Short problem:
Collect the lines of the entries where "this" shows up.

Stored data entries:
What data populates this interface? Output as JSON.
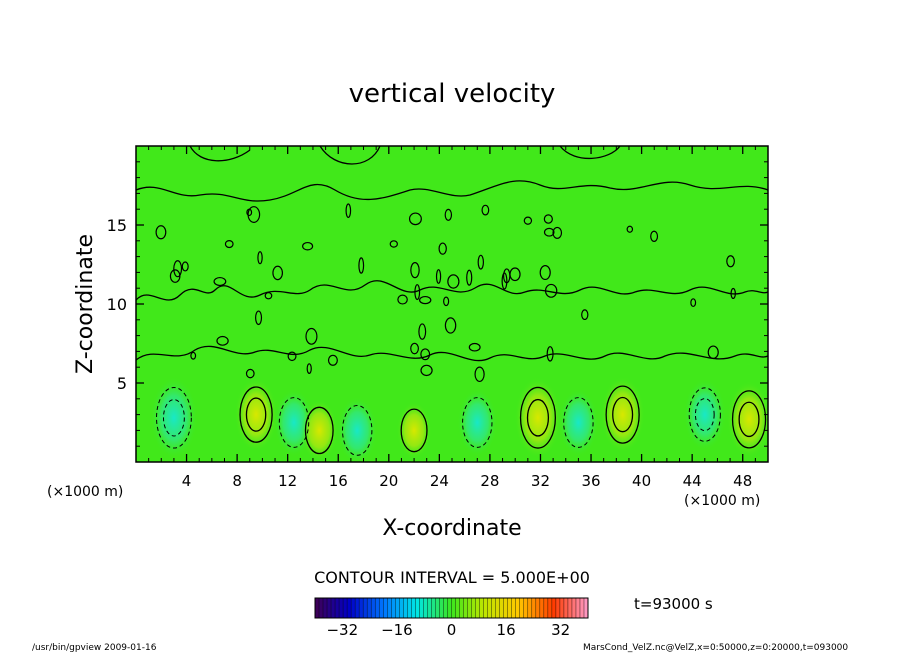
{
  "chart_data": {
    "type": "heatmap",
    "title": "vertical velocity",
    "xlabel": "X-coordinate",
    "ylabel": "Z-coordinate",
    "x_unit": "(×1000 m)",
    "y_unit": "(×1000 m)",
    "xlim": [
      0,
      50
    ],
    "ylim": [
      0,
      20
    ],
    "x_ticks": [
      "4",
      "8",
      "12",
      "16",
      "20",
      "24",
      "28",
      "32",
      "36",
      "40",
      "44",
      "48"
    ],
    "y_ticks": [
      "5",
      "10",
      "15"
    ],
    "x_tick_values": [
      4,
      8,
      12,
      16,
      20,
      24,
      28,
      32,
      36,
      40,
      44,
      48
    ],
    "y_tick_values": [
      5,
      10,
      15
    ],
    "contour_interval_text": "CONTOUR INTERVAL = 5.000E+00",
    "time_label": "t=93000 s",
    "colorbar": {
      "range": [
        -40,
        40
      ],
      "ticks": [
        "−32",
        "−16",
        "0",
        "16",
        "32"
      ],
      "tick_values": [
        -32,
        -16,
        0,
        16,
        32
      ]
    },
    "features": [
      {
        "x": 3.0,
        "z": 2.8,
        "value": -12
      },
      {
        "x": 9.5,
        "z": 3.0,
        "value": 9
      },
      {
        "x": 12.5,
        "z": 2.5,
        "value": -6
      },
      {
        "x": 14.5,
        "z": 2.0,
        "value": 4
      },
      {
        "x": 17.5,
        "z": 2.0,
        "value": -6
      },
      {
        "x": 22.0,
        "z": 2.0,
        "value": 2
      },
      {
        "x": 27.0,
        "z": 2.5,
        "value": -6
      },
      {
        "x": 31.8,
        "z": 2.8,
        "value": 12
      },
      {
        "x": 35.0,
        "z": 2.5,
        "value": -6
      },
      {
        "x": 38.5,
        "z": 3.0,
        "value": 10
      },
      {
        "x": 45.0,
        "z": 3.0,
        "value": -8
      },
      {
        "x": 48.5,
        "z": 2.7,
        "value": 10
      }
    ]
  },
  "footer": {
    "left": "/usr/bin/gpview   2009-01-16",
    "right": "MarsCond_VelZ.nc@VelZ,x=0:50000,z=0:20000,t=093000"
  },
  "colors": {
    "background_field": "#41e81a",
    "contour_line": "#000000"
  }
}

* * *

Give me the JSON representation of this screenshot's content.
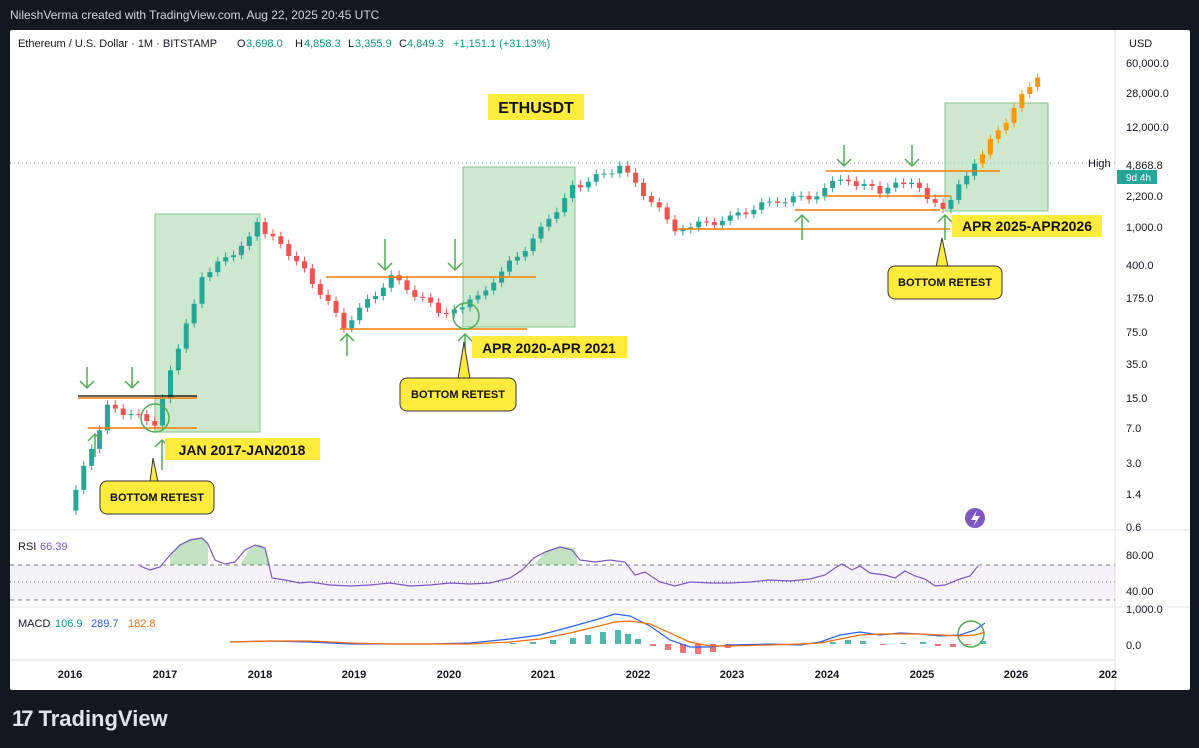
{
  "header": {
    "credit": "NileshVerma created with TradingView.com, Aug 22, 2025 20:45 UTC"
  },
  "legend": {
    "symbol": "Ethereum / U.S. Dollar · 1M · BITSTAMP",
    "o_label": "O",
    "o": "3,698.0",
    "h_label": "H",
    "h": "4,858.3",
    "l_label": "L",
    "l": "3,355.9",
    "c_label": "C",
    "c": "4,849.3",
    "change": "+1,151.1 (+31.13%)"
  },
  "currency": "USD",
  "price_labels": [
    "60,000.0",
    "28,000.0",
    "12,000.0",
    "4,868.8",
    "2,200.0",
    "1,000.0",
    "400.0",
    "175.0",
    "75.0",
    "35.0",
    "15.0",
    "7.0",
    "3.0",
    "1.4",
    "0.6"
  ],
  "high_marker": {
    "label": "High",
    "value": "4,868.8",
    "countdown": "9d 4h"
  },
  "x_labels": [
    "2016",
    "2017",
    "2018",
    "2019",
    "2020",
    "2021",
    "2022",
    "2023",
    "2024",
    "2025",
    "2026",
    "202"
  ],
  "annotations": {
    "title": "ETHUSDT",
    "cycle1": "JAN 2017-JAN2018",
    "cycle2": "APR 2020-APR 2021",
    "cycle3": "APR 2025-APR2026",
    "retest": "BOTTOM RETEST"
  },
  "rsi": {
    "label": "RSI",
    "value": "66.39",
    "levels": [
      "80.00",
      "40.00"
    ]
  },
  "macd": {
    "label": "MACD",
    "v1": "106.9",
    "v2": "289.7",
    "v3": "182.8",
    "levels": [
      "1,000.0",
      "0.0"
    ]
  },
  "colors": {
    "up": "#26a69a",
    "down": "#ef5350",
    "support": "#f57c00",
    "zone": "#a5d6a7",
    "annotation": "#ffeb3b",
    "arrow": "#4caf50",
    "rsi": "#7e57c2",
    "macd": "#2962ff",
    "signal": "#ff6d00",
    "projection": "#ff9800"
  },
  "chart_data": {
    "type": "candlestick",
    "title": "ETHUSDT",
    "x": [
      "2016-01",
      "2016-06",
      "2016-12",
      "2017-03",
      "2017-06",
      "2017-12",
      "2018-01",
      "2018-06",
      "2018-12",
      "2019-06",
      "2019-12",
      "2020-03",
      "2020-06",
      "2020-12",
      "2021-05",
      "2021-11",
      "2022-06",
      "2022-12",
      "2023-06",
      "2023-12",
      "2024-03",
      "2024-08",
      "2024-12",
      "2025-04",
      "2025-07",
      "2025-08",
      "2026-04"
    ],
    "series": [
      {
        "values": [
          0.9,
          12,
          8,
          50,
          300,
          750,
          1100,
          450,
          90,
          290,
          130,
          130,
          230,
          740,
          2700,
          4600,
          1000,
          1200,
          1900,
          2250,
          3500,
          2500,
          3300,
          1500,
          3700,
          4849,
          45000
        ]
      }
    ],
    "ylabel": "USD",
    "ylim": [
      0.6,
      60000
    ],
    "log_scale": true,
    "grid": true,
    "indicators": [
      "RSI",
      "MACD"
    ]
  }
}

Completed task:
What data populates this interface? Output as JSON.
Give me the JSON representation of this screenshot's content.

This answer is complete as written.